## Begin MATERIAL
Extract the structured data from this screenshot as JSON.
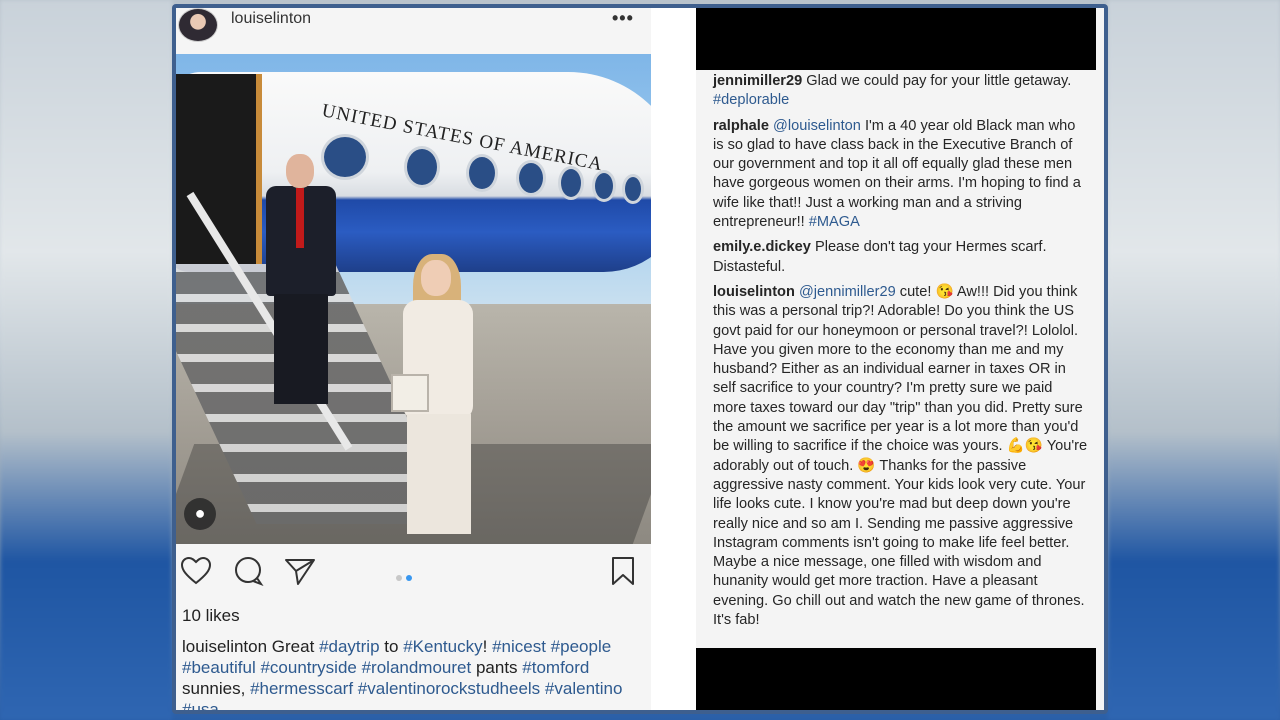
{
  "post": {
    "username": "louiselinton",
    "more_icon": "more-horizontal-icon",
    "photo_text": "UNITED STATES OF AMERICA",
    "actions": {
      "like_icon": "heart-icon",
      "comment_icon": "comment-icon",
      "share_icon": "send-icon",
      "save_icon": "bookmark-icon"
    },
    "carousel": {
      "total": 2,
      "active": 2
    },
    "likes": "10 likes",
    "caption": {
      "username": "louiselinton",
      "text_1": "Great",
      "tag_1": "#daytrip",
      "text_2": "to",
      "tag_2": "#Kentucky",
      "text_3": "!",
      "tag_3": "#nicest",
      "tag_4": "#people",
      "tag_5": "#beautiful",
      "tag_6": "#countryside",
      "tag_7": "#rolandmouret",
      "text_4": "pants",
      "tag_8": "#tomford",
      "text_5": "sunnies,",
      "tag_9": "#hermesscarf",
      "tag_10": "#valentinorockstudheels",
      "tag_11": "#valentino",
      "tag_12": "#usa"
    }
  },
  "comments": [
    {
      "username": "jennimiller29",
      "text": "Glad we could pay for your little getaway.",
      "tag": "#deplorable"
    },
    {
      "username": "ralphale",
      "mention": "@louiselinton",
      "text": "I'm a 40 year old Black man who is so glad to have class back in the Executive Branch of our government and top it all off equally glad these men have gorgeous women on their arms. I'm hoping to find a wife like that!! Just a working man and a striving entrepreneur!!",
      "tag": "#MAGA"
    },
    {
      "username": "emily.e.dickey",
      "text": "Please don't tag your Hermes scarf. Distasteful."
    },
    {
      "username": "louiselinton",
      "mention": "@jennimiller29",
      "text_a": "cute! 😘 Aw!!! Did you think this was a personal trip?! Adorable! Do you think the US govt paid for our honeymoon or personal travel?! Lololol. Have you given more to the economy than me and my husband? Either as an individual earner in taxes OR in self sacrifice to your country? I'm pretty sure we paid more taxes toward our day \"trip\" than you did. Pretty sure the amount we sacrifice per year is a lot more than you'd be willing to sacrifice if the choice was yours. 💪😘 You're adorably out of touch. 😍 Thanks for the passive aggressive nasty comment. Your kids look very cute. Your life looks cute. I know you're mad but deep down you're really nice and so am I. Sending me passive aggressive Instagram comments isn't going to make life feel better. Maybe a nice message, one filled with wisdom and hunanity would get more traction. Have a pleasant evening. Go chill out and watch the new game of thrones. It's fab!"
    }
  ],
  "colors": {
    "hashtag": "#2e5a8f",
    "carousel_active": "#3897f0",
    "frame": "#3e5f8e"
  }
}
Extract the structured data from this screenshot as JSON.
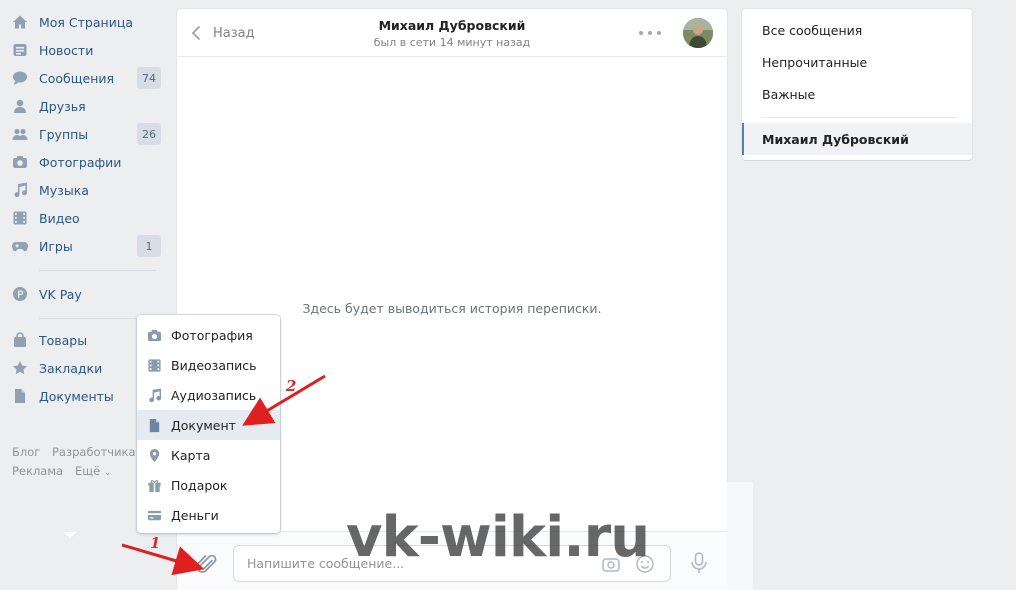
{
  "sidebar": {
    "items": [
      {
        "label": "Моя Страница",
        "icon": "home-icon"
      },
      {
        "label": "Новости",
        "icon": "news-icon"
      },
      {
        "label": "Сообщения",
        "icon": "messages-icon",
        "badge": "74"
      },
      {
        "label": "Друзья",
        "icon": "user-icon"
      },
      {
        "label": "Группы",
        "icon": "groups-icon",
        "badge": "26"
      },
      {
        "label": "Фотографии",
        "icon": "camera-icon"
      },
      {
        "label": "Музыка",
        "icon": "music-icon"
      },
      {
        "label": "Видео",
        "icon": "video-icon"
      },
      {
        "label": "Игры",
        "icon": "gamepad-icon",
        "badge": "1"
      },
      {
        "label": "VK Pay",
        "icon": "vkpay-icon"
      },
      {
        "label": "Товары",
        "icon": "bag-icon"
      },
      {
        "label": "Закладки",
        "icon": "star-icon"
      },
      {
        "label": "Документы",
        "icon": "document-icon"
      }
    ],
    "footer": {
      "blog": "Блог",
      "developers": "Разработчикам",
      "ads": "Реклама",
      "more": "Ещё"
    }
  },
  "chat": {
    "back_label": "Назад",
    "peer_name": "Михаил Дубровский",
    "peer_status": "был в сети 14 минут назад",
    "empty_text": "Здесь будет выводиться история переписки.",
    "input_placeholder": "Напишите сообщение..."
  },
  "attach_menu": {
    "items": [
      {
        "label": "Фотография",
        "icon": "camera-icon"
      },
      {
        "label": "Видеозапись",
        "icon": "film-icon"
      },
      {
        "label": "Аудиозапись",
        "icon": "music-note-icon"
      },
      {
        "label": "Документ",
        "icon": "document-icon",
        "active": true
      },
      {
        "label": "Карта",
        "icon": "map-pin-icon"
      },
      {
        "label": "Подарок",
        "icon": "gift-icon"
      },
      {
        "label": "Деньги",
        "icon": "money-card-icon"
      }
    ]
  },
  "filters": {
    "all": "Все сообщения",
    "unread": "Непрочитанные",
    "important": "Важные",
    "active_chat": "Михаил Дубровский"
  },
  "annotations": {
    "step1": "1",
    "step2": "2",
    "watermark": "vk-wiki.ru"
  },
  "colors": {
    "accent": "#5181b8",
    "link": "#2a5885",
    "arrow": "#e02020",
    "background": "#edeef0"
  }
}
## End MATERIAL
## Begin MATERIAL
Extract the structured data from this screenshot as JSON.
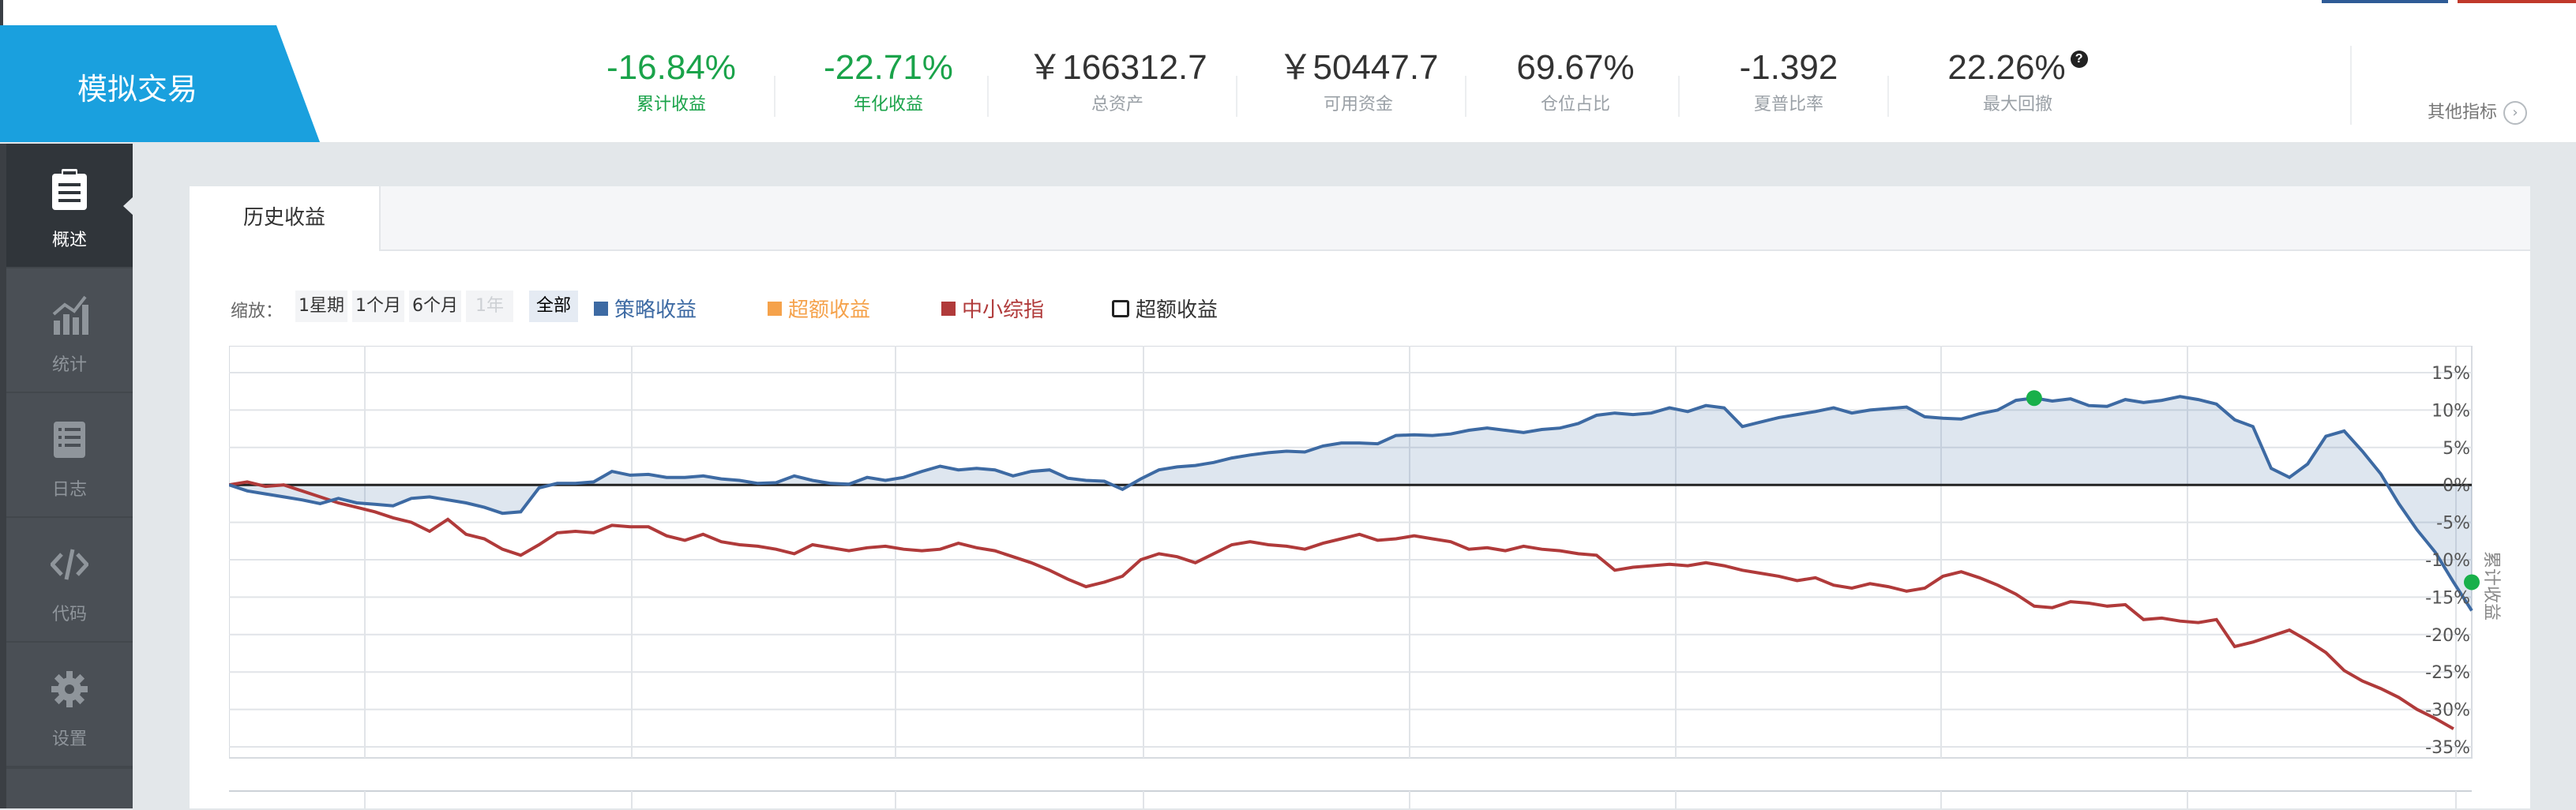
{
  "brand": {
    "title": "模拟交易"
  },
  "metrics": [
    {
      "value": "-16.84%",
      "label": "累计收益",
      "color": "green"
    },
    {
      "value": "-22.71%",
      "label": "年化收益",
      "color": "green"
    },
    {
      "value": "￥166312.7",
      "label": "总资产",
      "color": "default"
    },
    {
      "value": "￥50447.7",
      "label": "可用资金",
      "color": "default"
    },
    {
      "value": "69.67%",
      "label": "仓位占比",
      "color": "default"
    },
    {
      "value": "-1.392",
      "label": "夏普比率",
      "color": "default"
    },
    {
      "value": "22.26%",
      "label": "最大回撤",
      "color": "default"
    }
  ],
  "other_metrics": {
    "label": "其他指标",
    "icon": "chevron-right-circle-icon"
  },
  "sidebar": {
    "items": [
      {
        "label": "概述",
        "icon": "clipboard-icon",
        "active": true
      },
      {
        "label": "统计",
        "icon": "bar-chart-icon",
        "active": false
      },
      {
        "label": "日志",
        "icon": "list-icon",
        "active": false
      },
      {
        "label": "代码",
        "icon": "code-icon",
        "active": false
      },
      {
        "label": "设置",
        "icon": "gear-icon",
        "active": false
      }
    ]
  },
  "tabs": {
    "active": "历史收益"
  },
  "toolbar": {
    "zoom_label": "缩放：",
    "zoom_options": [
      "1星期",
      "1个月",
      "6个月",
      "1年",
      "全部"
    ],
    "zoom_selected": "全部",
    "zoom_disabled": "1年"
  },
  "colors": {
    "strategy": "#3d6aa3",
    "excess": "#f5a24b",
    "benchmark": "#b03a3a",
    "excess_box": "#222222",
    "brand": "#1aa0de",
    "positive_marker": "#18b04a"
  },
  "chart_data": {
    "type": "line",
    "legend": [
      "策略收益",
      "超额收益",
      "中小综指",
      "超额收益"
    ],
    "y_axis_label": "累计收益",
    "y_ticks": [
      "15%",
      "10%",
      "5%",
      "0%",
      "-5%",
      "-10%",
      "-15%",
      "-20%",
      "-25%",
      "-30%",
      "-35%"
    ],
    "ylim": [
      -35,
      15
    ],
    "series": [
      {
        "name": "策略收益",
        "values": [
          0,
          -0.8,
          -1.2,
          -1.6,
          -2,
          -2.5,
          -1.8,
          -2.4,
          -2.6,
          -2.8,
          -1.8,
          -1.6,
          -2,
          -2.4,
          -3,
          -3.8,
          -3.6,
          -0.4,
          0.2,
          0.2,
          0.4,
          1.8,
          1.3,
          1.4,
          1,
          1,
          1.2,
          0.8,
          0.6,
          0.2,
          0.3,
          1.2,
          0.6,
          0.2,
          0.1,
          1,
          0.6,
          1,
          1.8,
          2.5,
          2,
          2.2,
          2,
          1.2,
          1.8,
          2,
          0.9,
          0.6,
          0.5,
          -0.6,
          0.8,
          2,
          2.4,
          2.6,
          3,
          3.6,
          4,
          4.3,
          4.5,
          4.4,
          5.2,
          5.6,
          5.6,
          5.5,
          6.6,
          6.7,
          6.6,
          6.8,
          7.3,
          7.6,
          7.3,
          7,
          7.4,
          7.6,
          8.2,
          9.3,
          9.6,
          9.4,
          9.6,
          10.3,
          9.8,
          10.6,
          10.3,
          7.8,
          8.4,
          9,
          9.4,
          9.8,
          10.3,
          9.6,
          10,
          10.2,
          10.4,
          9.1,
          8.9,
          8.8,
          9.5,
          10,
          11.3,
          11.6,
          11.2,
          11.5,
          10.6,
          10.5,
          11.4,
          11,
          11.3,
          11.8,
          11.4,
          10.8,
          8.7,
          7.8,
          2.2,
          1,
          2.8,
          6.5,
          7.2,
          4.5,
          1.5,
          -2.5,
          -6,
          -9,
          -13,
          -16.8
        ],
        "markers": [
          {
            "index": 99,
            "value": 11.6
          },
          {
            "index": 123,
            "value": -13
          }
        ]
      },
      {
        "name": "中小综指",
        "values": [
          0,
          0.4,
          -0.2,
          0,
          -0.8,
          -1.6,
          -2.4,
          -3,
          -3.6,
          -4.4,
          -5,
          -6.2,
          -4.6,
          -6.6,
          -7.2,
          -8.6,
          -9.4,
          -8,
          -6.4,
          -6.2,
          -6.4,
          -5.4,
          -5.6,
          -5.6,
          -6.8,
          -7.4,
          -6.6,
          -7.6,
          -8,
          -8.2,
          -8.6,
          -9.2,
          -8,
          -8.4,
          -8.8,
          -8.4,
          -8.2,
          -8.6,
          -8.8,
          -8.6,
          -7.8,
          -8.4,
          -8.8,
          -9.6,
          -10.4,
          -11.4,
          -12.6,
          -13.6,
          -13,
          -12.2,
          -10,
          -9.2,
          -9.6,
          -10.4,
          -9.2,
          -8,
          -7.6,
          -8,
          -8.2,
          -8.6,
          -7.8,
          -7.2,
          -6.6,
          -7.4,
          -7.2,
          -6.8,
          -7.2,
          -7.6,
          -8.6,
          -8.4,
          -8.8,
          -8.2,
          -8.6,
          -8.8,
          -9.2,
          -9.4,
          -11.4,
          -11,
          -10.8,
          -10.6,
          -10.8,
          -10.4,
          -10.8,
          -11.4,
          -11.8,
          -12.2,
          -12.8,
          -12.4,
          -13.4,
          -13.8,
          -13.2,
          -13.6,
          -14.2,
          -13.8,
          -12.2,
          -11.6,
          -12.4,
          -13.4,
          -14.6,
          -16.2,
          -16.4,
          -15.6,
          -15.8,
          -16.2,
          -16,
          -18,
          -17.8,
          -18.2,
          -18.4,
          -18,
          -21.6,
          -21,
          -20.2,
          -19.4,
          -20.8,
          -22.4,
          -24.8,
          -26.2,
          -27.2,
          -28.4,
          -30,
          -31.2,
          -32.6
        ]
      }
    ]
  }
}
## End MATERIAL
YOUR TASK -
Gather each line in these records that contains the string "Дубровский".

FINISHED TASK -
    "peer_name": "Михаил Дубровский",
    "active_chat": "Михаил Дубровский"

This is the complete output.